> _MATERIAL SHOWN_:
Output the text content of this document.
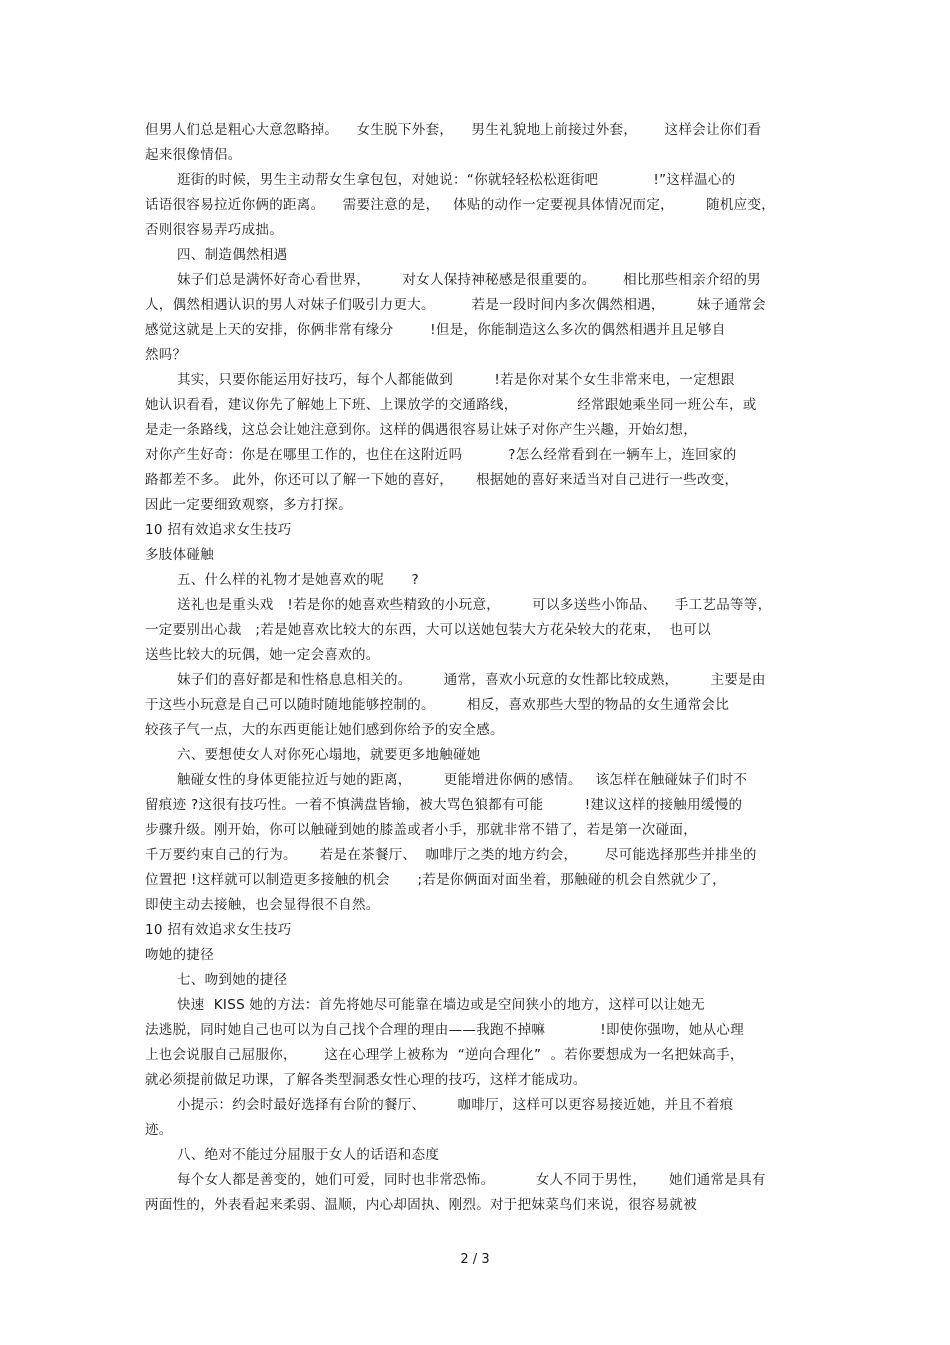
但男人们总是粗心大意忽略掉。    女生脱下外套，    男生礼貌地上前接过外套，      这样会让你们看
起来很像情侣。
逛街的时候，男生主动帮女生拿包包，对她说：“你就轻轻松松逛街吧            !”这样温心的
话语很容易拉近你俩的距离。    需要注意的是，   体贴的动作一定要视具体情况而定，       随机应变，
否则很容易弄巧成拙。
四、制造偶然相遇
妹子们总是满怀好奇心看世界，       对女人保持神秘感是很重要的。      相比那些相亲介绍的男
人，偶然相遇认识的男人对妹子们吸引力更大。        若是一段时间内多次偶然相遇，       妹子通常会
感觉这就是上天的安排，你俩非常有缘分        !但是，你能制造这么多次的偶然相遇并且足够自
然吗？
其实，只要你能运用好技巧，每个人都能做到         !若是你对某个女生非常来电，一定想跟
她认识看看，建议你先了解她上下班、上课放学的交通路线，             经常跟她乘坐同一班公车，或
是走一条路线，这总会让她注意到你。这样的偶遇很容易让妹子对你产生兴趣，开始幻想，
对你产生好奇：你是在哪里工作的，也住在这附近吗          ?怎么经常看到在一辆车上，连回家的
路都差不多。 此外，你还可以了解一下她的喜好，     根据她的喜好来适当对自己进行一些改变，
因此一定要细致观察，多方打探。
10 招有效追求女生技巧
多肢体碰触
五、什么样的礼物才是她喜欢的呢      ?
送礼也是重头戏   !若是你的她喜欢些精致的小玩意，       可以多送些小饰品、    手工艺品等等，
一定要别出心裁   ;若是她喜欢比较大的东西，大可以送她包装大方花朵较大的花束，  也可以
送些比较大的玩偶，她一定会喜欢的。
妹子们的喜好都是和性格息息相关的。       通常，喜欢小玩意的女性都比较成熟，       主要是由
于这些小玩意是自己可以随时随地能够控制的。       相反，喜欢那些大型的物品的女生通常会比
较孩子气一点，大的东西更能让她们感到你给予的安全感。
六、要想使女人对你死心塌地，就要更多地触碰她
触碰女性的身体更能拉近与她的距离，       更能增进你俩的感情。   该怎样在触碰妹子们时不
留痕迹 ?这很有技巧性。一着不慎满盘皆输，被大骂色狼都有可能         !建议这样的接触用缓慢的
步骤升级。刚开始，你可以触碰到她的膝盖或者小手，那就非常不错了，若是第一次碰面，
千万要约束自己的行为。     若是在茶餐厅、  咖啡厅之类的地方约会，      尽可能选择那些并排坐的
位置把 !这样就可以制造更多接触的机会      ;若是你俩面对面坐着，那触碰的机会自然就少了，
即使主动去接触，也会显得很不自然。
10 招有效追求女生技巧
吻她的捷径
七、吻到她的捷径
快速  KISS 她的方法：首先将她尽可能靠在墙边或是空间狭小的地方，这样可以让她无
法逃脱，同时她自己也可以为自己找个合理的理由——我跑不掉嘛            !即使你强吻，她从心理
上也会说服自己屈服你，      这在心理学上被称为  “逆向合理化”  。若你要想成为一名把妹高手，
就必须提前做足功课，了解各类型洞悉女性心理的技巧，这样才能成功。
小提示：约会时最好选择有台阶的餐厅、       咖啡厅，这样可以更容易接近她，并且不着痕
迹。
八、绝对不能过分屈服于女人的话语和态度
每个女人都是善变的，她们可爱，同时也非常恐怖。         女人不同于男性，     她们通常是具有
两面性的，外表看起来柔弱、温顺，内心却固执、刚烈。对于把妹菜鸟们来说，很容易就被
2 / 3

> _TASK BRIEF_:
The data above should be repeated exactly, minus any pictures.

> _OUTPUT_:
Output the text content of this document.
但男人们总是粗心大意忽略掉。    女生脱下外套，    男生礼貌地上前接过外套，      这样会让你们看
起来很像情侣。
逛街的时候，男生主动帮女生拿包包，对她说：“你就轻轻松松逛街吧            !”这样温心的
话语很容易拉近你俩的距离。    需要注意的是，   体贴的动作一定要视具体情况而定，       随机应变，
否则很容易弄巧成拙。
四、制造偶然相遇
妹子们总是满怀好奇心看世界，       对女人保持神秘感是很重要的。      相比那些相亲介绍的男
人，偶然相遇认识的男人对妹子们吸引力更大。        若是一段时间内多次偶然相遇，       妹子通常会
感觉这就是上天的安排，你俩非常有缘分        !但是，你能制造这么多次的偶然相遇并且足够自
然吗？
其实，只要你能运用好技巧，每个人都能做到         !若是你对某个女生非常来电，一定想跟
她认识看看，建议你先了解她上下班、上课放学的交通路线，             经常跟她乘坐同一班公车，或
是走一条路线，这总会让她注意到你。这样的偶遇很容易让妹子对你产生兴趣，开始幻想，
对你产生好奇：你是在哪里工作的，也住在这附近吗          ?怎么经常看到在一辆车上，连回家的
路都差不多。 此外，你还可以了解一下她的喜好，     根据她的喜好来适当对自己进行一些改变，
因此一定要细致观察，多方打探。
10 招有效追求女生技巧
多肢体碰触
五、什么样的礼物才是她喜欢的呢      ?
送礼也是重头戏   !若是你的她喜欢些精致的小玩意，       可以多送些小饰品、    手工艺品等等，
一定要别出心裁   ;若是她喜欢比较大的东西，大可以送她包装大方花朵较大的花束，  也可以
送些比较大的玩偶，她一定会喜欢的。
妹子们的喜好都是和性格息息相关的。       通常，喜欢小玩意的女性都比较成熟，       主要是由
于这些小玩意是自己可以随时随地能够控制的。       相反，喜欢那些大型的物品的女生通常会比
较孩子气一点，大的东西更能让她们感到你给予的安全感。
六、要想使女人对你死心塌地，就要更多地触碰她
触碰女性的身体更能拉近与她的距离，       更能增进你俩的感情。   该怎样在触碰妹子们时不
留痕迹 ?这很有技巧性。一着不慎满盘皆输，被大骂色狼都有可能         !建议这样的接触用缓慢的
步骤升级。刚开始，你可以触碰到她的膝盖或者小手，那就非常不错了，若是第一次碰面，
千万要约束自己的行为。     若是在茶餐厅、  咖啡厅之类的地方约会，      尽可能选择那些并排坐的
位置把 !这样就可以制造更多接触的机会      ;若是你俩面对面坐着，那触碰的机会自然就少了，
即使主动去接触，也会显得很不自然。
10 招有效追求女生技巧
吻她的捷径
七、吻到她的捷径
快速  KISS 她的方法：首先将她尽可能靠在墙边或是空间狭小的地方，这样可以让她无
法逃脱，同时她自己也可以为自己找个合理的理由——我跑不掉嘛            !即使你强吻，她从心理
上也会说服自己屈服你，      这在心理学上被称为  “逆向合理化”  。若你要想成为一名把妹高手，
就必须提前做足功课，了解各类型洞悉女性心理的技巧，这样才能成功。
小提示：约会时最好选择有台阶的餐厅、       咖啡厅，这样可以更容易接近她，并且不着痕
迹。
八、绝对不能过分屈服于女人的话语和态度
每个女人都是善变的，她们可爱，同时也非常恐怖。         女人不同于男性，     她们通常是具有
两面性的，外表看起来柔弱、温顺，内心却固执、刚烈。对于把妹菜鸟们来说，很容易就被
2 / 3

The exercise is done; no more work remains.